PROBLEM TO WORK ON:
Collect each line of the entries that holds the string "HOWARD".

(Stored entries)
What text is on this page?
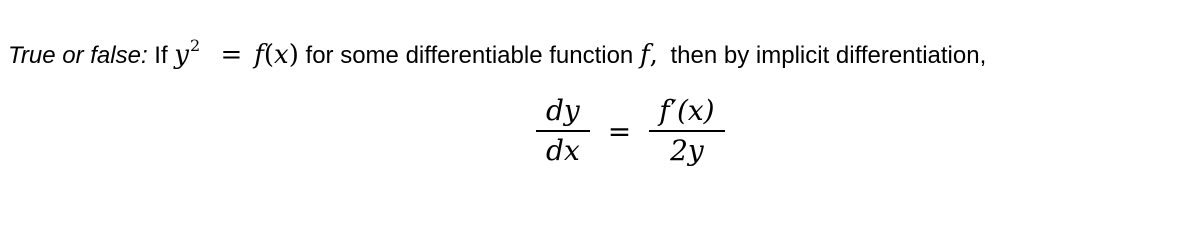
True or false: If $y^2 = f(x)$ for some differentiable function f, then by implicit differentiation,
$\frac{dy}{dx} = \frac{f'(x)}{2y}$
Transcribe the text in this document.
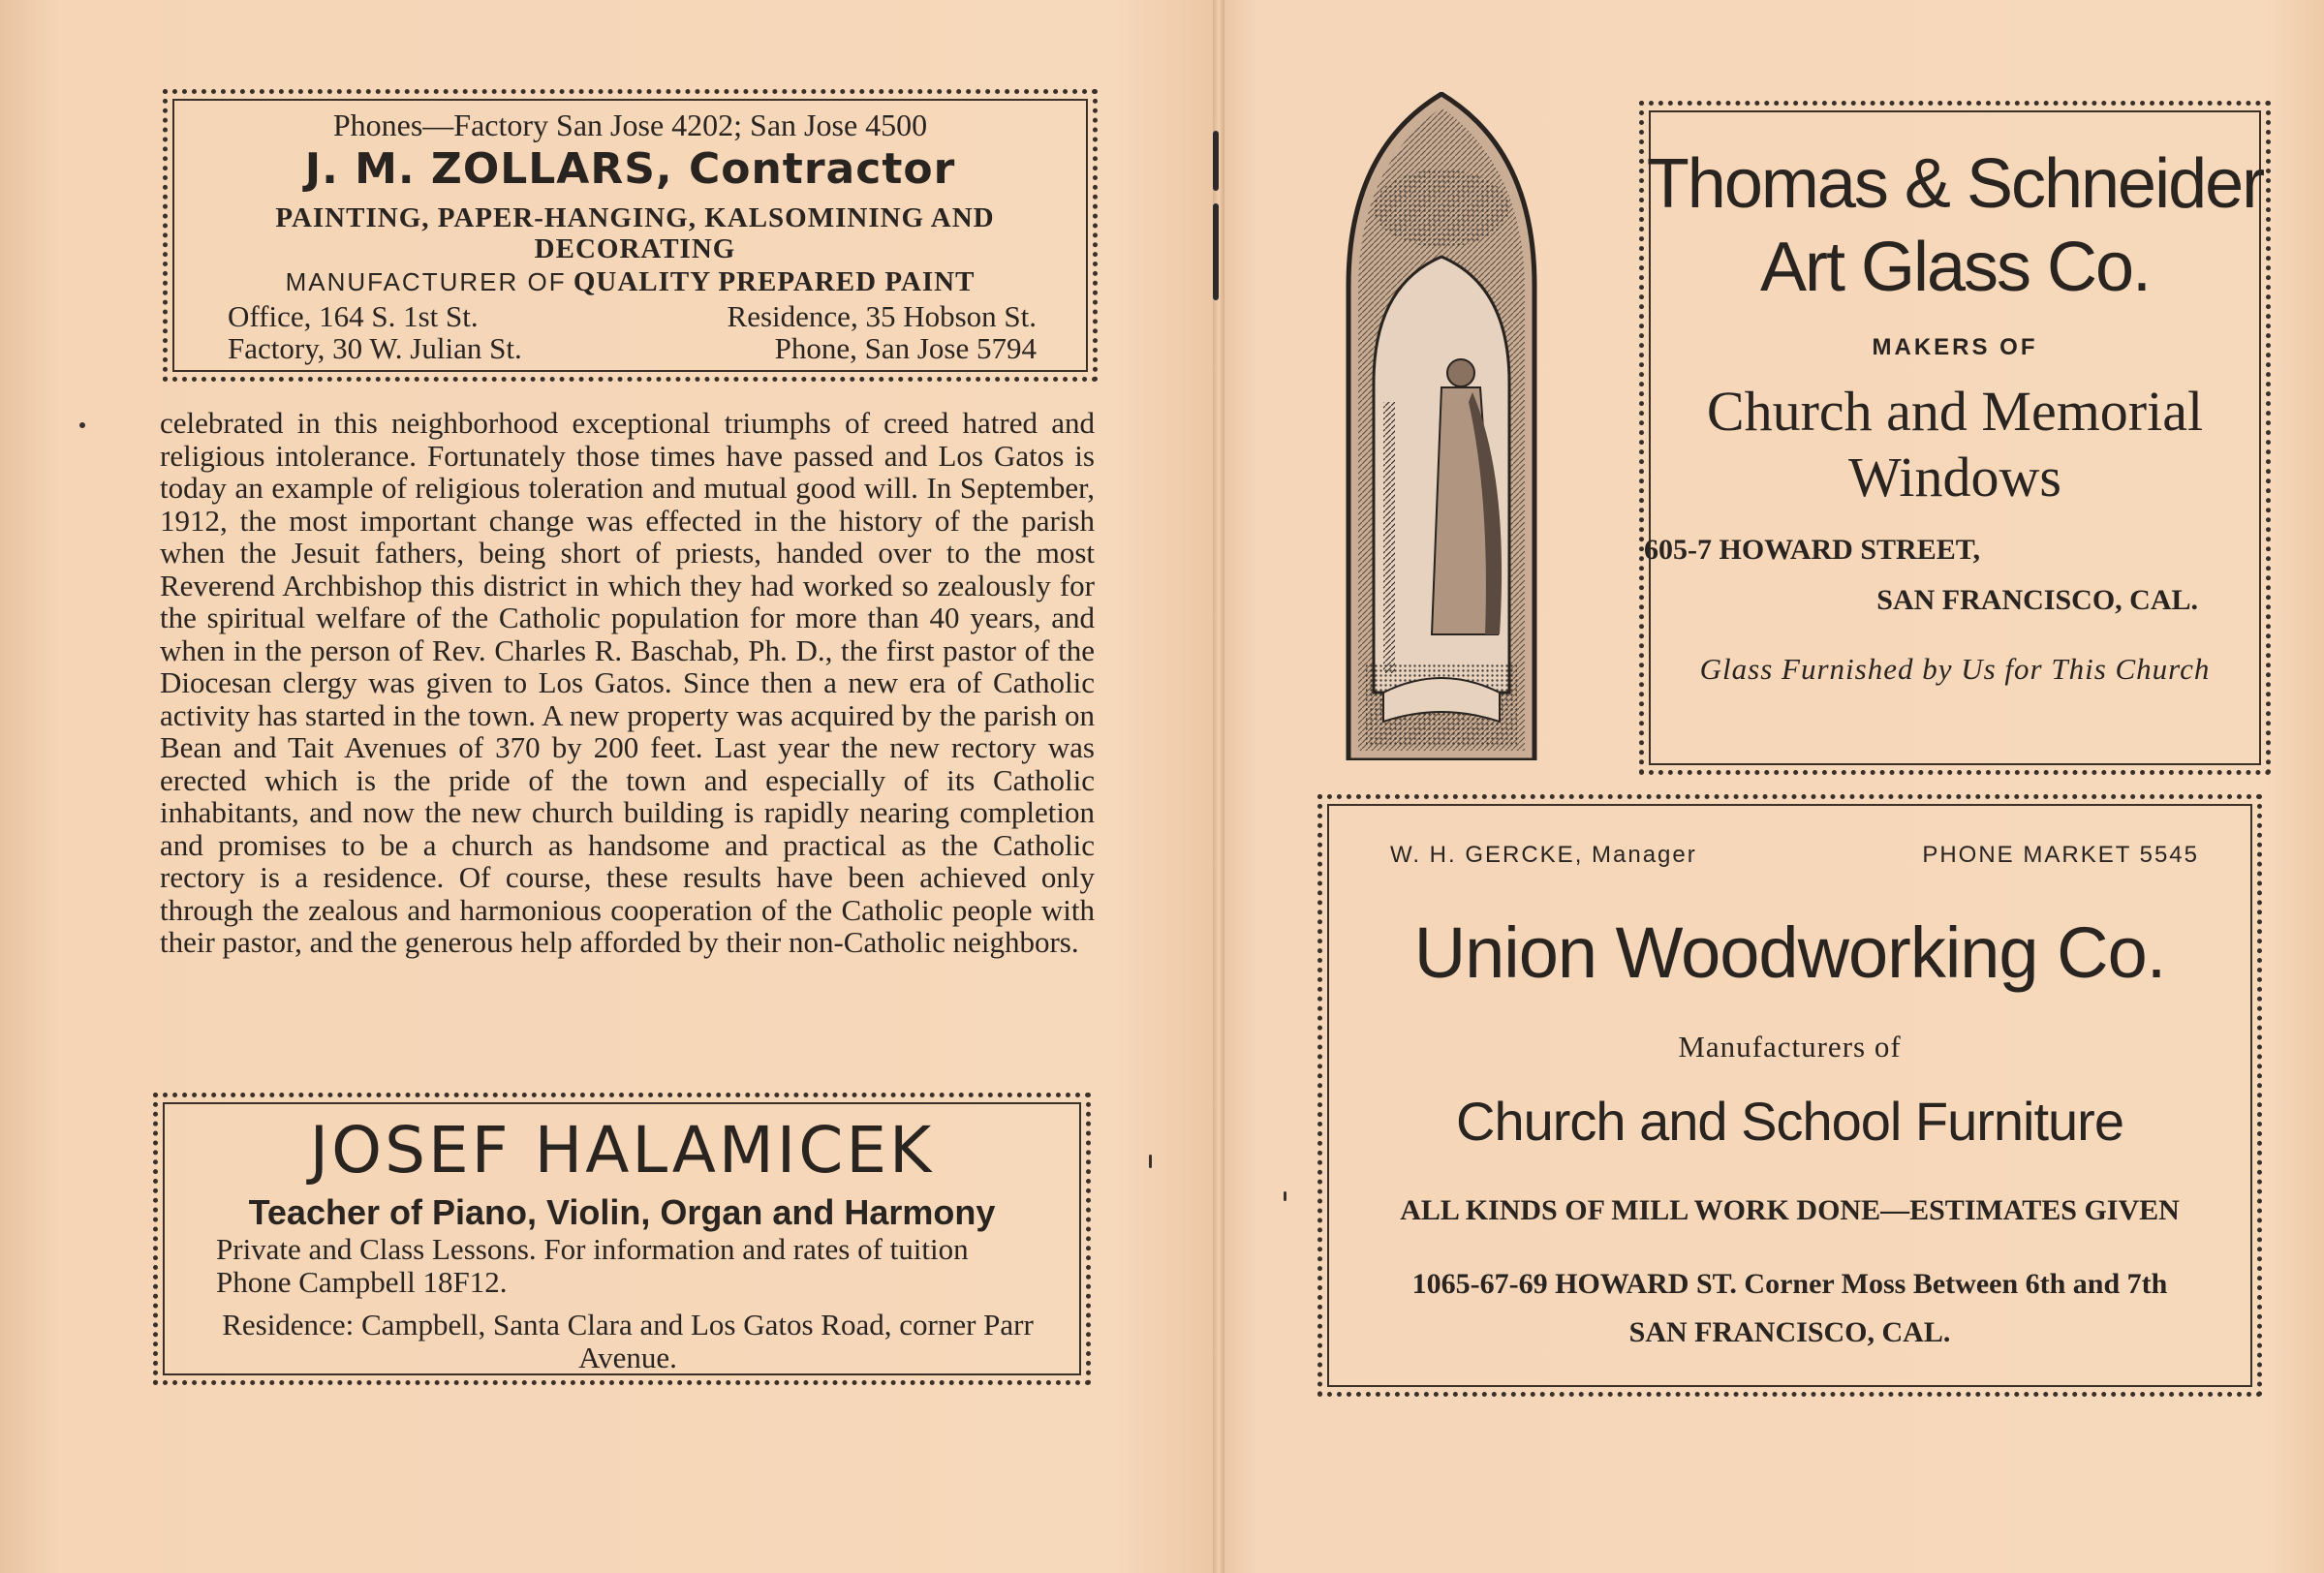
Phones—Factory San Jose 4202; San Jose 4500
J. M. ZOLLARS, Contractor
PAINTING, PAPER-HANGING, KALSOMINING AND DECORATING
MANUFACTURER OF QUALITY PREPARED PAINT
Office, 164 S. 1st St.	Residence, 35 Hobson St.
Factory, 30 W. Julian St.	Phone, San Jose 5794
celebrated in this neighborhood exceptional triumphs of creed hatred and religious intolerance. Fortunately those times have passed and Los Gatos is today an example of religious toleration and mutual good will. In September, 1912, the most important change was effected in the history of the parish when the Jesuit fathers, being short of priests, handed over to the most Reverend Archbishop this district in which they had worked so zealously for the spiritual welfare of the Catholic population for more than 40 years, and when in the person of Rev. Charles R. Baschab, Ph. D., the first pastor of the Diocesan clergy was given to Los Gatos. Since then a new era of Catholic activity has started in the town. A new property was acquired by the parish on Bean and Tait Avenues of 370 by 200 feet. Last year the new rectory was erected which is the pride of the town and especially of its Catholic inhabitants, and now the new church building is rapidly nearing completion and promises to be a church as handsome and practical as the Catholic rectory is a residence. Of course, these results have been achieved only through the zealous and harmonious cooperation of the Catholic people with their pastor, and the generous help afforded by their non-Catholic neighbors.
JOSEF HALAMICEK
Teacher of Piano, Violin, Organ and Harmony
Private and Class Lessons. For information and rates of tuition Phone Campbell 18F12.
Residence: Campbell, Santa Clara and Los Gatos Road, corner Parr Avenue.
Thomas & Schneider
Art Glass Co.
MAKERS OF
Church and Memorial Windows
605-7 HOWARD STREET,
SAN FRANCISCO, CAL.
Glass Furnished by Us for This Church
W. H. GERCKE, Manager	PHONE MARKET 5545
Union Woodworking Co.
Manufacturers of
Church and School Furniture
ALL KINDS OF MILL WORK DONE—ESTIMATES GIVEN
1065-67-69 HOWARD ST. Corner Moss Between 6th and 7th
SAN FRANCISCO, CAL.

RESULT BELOW:
605-7 HOWARD STREET,
1065-67-69 HOWARD ST. Corner Moss Between 6th and 7th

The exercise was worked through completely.